> _TASK STATEMENT_:
Turn each line of the items below into a row of a Markdown table with the columns "No." and "Text", numbering the rows and skipping blank lines. Leave the pictures out of your answer.

====== DATA SECTION

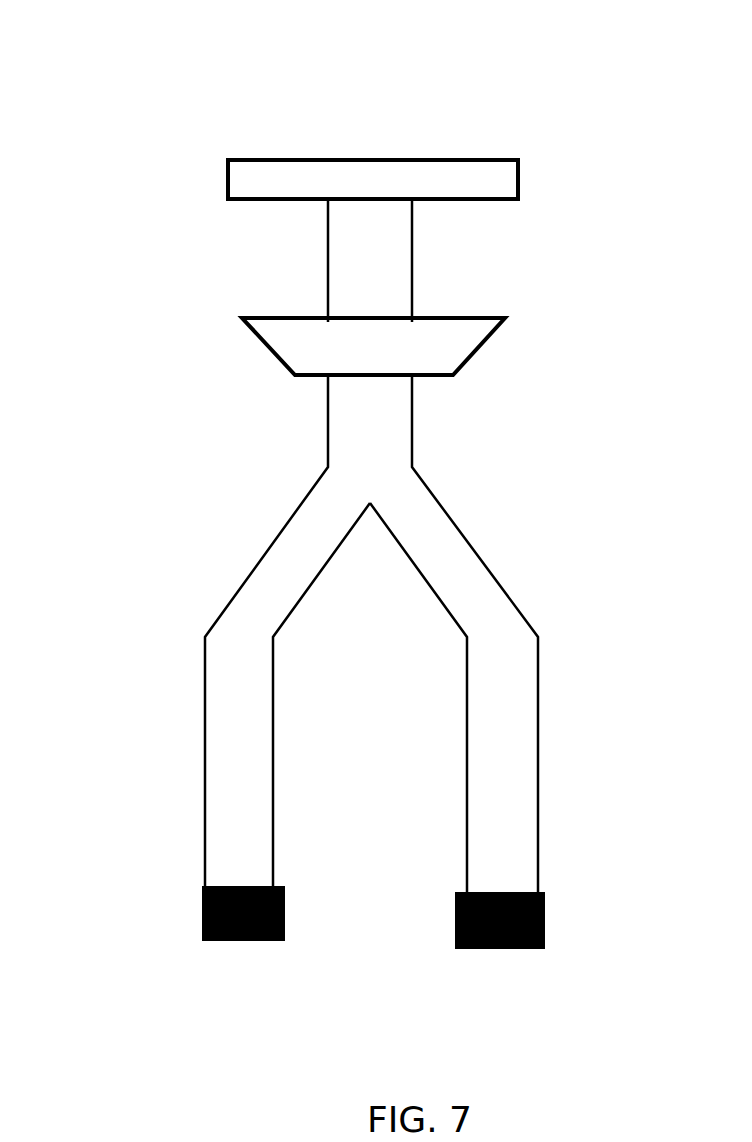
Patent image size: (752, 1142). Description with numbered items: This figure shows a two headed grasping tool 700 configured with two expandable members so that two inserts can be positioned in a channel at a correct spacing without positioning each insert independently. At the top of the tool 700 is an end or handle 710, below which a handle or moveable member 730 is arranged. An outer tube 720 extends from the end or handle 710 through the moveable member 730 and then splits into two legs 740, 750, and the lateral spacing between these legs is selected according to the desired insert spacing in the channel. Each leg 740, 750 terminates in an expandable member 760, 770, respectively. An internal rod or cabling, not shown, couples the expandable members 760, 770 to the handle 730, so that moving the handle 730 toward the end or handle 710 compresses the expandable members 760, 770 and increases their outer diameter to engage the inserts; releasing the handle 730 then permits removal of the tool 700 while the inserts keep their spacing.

The tool 700 is at (492, 133).
The end or handle 710 is at (238, 178).
The outer tube 720 is at (407, 262).
The handle or moveable member 730 is at (263, 350).
The leg 740 is at (223, 685).
The leg 750 is at (532, 682).
The expandable member 760 is at (203, 917).
The expandable member 770 is at (545, 917).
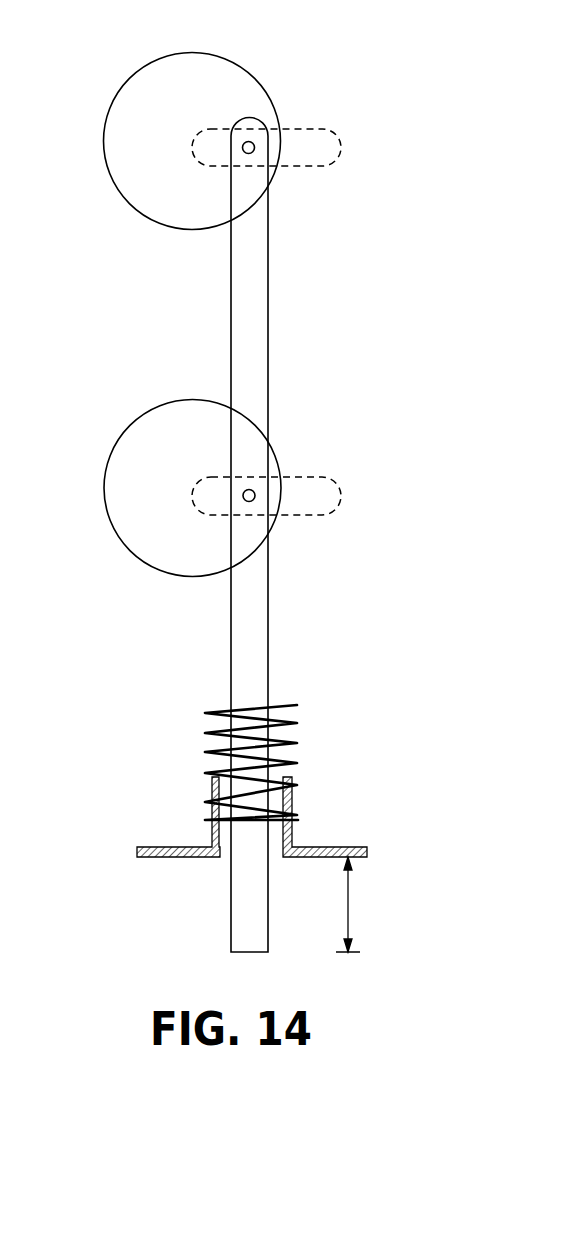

============

> _THE REPLY_:
| No. | Text |
|---|---|
| 1 | Patent image size: (752, 1142). Description with numbered items: This figure shows a two headed grasping tool 700 configured with two expandable members so that two inserts can be positioned in a channel at a correct spacing without positioning each insert independently. At the top of the tool 700 is an end or handle 710, below which a handle or moveable member 730 is arranged. An outer tube 720 extends from the end or handle 710 through the moveable member 730 and then splits into two legs 740, 750, and the lateral spacing between these legs is selected according to the desired insert spacing in the channel. Each leg 740, 750 terminates in an expandable member 760, 770, respectively. An internal rod or cabling, not shown, couples the expandable members 760, 770 to the handle 730, so that moving the handle 730 toward the end or handle 710 compresses the expandable members 760, 770 and increases their outer diameter to engage the inserts; releasing the handle 730 then permits removal of the tool 700 while the inserts keep their spacing. |
| 2 | The tool 700 is at (492, 133). |
| 3 | The end or handle 710 is at (238, 178). |
| 4 | The outer tube 720 is at (407, 262). |
| 5 | The handle or moveable member 730 is at (263, 350). |
| 6 | The leg 740 is at (223, 685). |
| 7 | The leg 750 is at (532, 682). |
| 8 | The expandable member 760 is at (203, 917). |
| 9 | The expandable member 770 is at (545, 917). |